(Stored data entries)
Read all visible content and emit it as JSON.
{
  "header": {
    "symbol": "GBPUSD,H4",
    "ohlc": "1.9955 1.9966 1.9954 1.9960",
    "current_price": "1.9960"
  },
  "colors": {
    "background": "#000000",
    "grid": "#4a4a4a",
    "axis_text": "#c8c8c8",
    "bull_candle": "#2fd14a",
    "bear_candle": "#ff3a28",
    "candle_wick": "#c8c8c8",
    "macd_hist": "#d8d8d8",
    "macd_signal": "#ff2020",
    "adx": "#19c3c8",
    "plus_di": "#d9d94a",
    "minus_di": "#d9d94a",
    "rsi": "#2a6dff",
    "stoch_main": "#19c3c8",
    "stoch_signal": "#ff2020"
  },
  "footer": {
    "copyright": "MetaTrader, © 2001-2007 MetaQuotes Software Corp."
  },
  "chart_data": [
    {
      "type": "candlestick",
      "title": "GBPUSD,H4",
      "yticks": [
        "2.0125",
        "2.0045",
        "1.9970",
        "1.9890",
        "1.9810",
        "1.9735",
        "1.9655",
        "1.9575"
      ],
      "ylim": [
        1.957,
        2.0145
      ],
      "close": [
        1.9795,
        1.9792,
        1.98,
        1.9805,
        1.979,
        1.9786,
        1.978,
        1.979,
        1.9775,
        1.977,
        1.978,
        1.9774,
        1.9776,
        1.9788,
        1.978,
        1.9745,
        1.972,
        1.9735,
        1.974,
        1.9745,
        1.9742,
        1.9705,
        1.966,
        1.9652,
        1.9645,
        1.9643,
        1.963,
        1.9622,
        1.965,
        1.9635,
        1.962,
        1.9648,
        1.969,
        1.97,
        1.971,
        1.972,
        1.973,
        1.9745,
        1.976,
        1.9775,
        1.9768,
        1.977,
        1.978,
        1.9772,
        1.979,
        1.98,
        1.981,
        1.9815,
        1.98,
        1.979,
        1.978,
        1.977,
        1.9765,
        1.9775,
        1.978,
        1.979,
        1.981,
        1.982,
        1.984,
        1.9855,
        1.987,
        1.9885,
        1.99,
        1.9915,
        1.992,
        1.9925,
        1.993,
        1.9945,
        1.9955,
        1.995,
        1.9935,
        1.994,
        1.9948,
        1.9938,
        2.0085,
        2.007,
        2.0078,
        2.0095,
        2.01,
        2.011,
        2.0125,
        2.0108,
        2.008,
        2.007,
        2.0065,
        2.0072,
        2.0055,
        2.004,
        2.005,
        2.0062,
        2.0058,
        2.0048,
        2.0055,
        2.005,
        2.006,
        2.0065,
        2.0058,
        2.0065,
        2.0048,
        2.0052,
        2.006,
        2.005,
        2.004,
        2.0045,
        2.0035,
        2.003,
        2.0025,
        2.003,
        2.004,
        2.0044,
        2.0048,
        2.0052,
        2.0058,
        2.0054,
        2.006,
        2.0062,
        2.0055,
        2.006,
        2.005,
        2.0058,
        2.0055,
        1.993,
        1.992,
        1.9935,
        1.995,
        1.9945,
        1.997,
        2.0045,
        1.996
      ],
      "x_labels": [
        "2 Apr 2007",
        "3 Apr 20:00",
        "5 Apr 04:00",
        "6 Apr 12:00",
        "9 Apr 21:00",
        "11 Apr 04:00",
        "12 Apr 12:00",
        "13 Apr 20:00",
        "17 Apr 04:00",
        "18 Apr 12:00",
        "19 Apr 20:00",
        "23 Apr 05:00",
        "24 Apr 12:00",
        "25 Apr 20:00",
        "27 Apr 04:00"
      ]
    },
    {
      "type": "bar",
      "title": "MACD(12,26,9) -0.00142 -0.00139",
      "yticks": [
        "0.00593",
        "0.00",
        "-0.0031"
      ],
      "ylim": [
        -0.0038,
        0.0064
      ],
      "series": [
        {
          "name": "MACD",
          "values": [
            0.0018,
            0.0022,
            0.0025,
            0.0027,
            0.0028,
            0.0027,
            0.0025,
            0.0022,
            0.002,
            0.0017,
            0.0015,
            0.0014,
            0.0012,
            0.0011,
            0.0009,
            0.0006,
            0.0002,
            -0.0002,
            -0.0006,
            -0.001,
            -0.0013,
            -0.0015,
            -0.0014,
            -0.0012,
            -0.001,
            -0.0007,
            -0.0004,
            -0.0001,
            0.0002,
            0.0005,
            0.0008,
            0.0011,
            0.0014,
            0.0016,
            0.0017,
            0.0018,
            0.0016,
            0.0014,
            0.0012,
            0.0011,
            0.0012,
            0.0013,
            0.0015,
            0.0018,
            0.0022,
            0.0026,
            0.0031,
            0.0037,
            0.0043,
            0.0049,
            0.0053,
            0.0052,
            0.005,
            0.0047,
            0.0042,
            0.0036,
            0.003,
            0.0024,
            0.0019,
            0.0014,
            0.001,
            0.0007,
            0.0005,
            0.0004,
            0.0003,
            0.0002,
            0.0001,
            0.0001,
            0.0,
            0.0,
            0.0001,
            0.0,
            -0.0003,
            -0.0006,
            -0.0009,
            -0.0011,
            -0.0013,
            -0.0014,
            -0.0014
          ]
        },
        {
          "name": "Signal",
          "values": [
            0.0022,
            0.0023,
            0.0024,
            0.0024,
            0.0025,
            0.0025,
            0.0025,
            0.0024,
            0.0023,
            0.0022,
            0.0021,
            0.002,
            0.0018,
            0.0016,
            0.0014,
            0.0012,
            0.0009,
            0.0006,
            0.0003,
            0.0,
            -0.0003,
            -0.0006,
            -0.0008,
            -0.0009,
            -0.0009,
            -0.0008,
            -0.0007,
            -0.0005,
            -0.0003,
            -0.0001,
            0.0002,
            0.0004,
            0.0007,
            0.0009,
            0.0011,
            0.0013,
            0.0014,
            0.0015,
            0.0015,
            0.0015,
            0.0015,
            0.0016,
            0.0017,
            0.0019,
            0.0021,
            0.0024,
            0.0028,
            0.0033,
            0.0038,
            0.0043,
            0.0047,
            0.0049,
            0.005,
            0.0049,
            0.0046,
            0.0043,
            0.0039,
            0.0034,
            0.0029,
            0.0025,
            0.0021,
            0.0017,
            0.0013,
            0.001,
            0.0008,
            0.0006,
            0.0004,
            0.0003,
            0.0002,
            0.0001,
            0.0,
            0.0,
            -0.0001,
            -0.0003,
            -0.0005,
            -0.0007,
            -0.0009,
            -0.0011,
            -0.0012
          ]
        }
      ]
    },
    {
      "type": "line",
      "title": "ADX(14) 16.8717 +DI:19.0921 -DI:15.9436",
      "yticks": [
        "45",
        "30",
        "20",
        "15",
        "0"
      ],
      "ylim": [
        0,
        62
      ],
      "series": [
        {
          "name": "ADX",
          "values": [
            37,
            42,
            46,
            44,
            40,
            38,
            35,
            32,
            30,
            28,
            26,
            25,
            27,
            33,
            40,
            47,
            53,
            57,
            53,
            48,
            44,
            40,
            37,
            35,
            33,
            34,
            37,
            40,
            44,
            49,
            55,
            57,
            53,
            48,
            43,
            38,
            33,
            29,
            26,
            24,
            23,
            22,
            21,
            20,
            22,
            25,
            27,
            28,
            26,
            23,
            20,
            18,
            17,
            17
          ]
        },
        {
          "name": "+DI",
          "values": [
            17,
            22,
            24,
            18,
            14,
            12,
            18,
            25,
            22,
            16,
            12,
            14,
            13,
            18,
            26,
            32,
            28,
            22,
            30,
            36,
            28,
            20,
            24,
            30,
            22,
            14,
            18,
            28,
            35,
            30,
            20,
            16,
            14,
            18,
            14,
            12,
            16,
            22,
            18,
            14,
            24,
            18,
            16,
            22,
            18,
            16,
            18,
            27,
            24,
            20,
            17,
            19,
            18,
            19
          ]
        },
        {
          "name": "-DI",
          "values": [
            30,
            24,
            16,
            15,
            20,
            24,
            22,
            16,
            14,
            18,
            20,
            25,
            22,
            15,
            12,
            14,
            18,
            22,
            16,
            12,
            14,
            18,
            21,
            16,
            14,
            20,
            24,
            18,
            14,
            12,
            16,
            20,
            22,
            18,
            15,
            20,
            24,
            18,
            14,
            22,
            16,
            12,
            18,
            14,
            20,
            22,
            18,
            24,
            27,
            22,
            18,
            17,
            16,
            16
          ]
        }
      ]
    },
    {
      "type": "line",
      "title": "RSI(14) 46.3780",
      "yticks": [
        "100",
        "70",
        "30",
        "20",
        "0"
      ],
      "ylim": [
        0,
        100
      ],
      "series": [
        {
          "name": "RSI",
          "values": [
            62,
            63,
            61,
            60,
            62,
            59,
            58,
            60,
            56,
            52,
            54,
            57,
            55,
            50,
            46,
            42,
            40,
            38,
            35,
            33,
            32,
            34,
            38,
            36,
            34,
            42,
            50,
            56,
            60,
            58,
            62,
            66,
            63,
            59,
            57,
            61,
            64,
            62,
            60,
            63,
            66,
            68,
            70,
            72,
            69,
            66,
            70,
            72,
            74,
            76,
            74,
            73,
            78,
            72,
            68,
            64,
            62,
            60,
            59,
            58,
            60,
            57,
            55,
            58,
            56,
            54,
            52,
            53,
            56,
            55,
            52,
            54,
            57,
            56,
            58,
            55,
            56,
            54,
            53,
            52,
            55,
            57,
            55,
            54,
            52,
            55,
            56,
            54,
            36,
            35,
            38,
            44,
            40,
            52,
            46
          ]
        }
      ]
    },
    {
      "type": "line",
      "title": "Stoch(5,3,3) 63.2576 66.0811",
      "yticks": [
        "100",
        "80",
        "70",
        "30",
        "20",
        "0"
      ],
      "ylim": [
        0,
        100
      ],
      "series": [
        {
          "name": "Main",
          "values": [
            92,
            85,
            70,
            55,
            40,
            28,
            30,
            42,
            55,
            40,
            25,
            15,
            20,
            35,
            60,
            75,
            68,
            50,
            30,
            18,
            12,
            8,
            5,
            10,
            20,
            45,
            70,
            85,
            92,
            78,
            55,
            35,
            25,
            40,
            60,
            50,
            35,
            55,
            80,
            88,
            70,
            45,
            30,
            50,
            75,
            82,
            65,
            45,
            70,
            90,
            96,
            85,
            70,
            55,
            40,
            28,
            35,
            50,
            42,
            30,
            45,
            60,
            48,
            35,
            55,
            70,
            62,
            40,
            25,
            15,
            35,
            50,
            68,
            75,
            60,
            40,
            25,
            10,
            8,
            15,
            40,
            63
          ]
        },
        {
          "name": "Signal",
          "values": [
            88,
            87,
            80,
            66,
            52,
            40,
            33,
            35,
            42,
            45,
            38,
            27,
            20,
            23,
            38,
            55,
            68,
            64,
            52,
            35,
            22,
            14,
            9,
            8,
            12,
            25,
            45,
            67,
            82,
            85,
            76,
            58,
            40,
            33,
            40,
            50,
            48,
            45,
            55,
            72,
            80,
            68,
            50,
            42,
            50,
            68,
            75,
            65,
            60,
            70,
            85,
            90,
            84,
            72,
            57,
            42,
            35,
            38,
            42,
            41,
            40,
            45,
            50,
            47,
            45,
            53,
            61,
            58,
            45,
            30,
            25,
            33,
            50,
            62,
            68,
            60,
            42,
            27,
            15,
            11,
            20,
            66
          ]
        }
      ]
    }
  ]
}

YOUR TASK: Check each line above for the word "name" and say how many have it, with nothing else.

FINISHED EXERCISE: 8